#### [AIM OF THE EXERCISE]
Each line in the entries below that holds the string "Electric" is to be listed.
>> Begin SUPPLIED DATA
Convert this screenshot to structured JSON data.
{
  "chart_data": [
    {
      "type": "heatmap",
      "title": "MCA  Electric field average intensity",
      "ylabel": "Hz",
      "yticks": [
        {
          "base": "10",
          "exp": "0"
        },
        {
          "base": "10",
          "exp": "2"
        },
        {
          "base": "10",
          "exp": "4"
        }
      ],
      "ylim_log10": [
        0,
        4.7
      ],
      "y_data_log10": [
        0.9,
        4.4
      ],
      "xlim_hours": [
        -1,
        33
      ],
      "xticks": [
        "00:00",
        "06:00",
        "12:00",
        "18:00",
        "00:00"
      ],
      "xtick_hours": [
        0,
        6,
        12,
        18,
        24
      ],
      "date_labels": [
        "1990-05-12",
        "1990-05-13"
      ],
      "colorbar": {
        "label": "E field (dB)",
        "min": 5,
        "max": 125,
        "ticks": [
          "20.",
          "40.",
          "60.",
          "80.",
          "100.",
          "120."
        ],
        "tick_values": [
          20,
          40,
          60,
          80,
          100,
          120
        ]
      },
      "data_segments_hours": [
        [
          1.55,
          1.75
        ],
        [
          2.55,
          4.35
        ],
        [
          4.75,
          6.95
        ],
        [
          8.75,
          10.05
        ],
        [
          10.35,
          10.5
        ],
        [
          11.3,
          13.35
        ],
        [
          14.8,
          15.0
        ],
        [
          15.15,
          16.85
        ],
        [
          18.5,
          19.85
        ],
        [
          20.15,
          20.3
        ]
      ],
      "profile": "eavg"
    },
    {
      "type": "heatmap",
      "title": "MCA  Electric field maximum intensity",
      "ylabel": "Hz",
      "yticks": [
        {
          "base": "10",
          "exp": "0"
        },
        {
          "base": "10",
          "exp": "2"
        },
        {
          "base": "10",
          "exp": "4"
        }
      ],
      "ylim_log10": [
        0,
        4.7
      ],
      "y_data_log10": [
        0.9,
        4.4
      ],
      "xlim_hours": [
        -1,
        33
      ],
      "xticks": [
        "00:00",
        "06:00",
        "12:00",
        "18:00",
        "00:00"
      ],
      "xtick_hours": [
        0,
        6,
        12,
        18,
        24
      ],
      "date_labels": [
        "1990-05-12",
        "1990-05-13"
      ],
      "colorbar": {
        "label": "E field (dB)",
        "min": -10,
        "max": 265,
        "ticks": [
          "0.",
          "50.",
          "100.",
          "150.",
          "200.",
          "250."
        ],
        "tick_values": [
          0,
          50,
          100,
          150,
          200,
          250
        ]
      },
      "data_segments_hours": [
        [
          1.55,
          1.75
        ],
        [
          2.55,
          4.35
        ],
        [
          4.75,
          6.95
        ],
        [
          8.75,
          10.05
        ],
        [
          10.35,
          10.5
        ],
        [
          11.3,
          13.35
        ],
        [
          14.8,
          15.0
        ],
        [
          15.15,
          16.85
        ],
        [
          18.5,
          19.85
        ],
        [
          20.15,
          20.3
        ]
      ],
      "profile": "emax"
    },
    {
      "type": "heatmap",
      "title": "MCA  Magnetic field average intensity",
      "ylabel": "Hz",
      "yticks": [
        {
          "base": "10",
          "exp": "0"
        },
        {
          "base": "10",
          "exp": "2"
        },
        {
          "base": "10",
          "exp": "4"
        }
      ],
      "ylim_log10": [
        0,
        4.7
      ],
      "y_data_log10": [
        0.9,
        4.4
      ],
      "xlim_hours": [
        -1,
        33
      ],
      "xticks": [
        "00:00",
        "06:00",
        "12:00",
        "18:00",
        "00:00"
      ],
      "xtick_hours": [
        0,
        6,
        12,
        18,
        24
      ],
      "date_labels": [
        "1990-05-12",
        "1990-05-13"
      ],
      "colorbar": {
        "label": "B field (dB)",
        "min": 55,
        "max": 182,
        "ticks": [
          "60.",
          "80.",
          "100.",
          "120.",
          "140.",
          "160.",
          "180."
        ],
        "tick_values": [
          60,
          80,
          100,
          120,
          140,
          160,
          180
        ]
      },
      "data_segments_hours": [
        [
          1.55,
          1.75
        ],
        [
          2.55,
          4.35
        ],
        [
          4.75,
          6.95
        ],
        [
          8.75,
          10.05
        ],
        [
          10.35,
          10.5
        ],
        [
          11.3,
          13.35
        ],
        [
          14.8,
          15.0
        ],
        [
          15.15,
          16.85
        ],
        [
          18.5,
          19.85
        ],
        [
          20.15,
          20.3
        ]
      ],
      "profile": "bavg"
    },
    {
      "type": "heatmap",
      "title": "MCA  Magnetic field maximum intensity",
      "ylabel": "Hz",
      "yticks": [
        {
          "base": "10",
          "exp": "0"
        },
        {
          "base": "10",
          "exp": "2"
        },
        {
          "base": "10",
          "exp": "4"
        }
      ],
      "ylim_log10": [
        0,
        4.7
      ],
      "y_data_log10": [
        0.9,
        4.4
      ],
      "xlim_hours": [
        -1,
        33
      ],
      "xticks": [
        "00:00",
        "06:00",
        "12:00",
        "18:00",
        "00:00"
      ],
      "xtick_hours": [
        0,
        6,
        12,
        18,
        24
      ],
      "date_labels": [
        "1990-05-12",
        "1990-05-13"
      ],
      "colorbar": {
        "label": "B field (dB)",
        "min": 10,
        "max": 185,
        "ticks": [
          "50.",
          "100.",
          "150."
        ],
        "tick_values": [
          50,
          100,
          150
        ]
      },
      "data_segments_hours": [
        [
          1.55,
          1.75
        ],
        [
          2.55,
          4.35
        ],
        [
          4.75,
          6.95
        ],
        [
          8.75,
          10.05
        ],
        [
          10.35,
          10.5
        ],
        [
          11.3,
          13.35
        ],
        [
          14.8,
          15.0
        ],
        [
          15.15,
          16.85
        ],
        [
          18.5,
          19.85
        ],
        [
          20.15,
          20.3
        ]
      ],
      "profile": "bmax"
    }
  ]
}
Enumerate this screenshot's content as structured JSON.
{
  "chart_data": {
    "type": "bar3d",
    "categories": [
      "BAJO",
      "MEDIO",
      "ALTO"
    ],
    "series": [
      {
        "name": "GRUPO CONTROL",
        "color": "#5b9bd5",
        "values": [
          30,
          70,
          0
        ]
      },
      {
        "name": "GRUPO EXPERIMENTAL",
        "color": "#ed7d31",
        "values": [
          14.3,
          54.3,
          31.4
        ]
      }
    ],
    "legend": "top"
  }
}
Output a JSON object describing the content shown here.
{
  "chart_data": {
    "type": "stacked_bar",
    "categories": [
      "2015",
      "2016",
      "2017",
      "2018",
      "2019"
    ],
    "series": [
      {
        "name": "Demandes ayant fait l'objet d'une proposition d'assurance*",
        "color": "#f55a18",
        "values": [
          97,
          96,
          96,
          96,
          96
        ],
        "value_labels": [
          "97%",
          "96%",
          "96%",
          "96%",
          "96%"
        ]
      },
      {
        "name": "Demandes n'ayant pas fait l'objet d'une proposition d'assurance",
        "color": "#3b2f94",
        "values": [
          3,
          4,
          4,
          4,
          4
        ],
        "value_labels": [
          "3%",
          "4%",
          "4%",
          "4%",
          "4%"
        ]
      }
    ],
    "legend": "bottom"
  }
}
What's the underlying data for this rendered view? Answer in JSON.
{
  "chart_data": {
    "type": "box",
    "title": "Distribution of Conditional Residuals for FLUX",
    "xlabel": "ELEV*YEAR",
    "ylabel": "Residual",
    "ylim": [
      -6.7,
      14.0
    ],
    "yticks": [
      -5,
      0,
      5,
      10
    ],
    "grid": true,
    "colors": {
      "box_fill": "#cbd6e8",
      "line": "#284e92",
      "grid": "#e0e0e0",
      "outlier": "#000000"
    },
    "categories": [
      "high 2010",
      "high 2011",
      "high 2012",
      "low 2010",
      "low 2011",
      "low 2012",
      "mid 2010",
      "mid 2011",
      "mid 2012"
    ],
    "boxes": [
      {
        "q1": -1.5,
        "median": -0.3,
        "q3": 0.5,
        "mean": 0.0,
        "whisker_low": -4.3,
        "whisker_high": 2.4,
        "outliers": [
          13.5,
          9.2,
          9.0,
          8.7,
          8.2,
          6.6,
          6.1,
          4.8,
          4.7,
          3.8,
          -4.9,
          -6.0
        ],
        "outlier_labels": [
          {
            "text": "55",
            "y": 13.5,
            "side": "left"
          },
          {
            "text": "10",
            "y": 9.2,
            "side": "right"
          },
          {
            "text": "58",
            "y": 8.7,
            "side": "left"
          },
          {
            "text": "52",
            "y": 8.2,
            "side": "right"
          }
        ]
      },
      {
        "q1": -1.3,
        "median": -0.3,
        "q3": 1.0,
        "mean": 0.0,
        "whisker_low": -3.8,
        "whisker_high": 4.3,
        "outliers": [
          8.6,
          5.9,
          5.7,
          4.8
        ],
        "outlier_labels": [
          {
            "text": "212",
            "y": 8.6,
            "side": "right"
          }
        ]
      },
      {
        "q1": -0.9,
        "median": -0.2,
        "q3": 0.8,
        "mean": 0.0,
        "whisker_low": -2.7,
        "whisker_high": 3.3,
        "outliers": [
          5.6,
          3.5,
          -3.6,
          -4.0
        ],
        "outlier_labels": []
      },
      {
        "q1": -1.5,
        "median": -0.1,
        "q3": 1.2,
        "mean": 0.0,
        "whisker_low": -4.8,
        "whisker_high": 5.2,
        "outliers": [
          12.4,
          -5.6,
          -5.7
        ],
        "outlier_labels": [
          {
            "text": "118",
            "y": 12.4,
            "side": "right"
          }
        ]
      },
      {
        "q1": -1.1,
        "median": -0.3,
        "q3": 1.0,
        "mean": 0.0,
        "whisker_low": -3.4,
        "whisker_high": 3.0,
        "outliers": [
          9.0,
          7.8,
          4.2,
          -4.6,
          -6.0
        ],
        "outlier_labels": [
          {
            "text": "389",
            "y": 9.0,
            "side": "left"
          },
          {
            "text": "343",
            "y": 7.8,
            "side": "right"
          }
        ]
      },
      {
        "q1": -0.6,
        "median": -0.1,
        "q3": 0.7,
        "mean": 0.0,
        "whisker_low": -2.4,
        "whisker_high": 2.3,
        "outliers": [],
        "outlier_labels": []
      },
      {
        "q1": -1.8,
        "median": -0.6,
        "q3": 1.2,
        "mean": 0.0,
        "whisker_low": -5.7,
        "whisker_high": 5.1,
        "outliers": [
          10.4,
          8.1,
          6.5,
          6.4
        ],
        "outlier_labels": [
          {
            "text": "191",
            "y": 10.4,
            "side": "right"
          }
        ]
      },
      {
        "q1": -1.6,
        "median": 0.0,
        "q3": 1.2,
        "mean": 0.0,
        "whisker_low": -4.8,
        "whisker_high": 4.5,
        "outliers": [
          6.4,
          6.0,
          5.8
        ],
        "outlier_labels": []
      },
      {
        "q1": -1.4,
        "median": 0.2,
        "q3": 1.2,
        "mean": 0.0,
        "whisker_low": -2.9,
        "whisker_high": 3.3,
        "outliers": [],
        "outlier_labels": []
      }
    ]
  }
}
>> End SUPPLIED DATA
#### [OUTPUT]
      "title": "MCA  Electric field average intensity",
      "title": "MCA  Electric field maximum intensity",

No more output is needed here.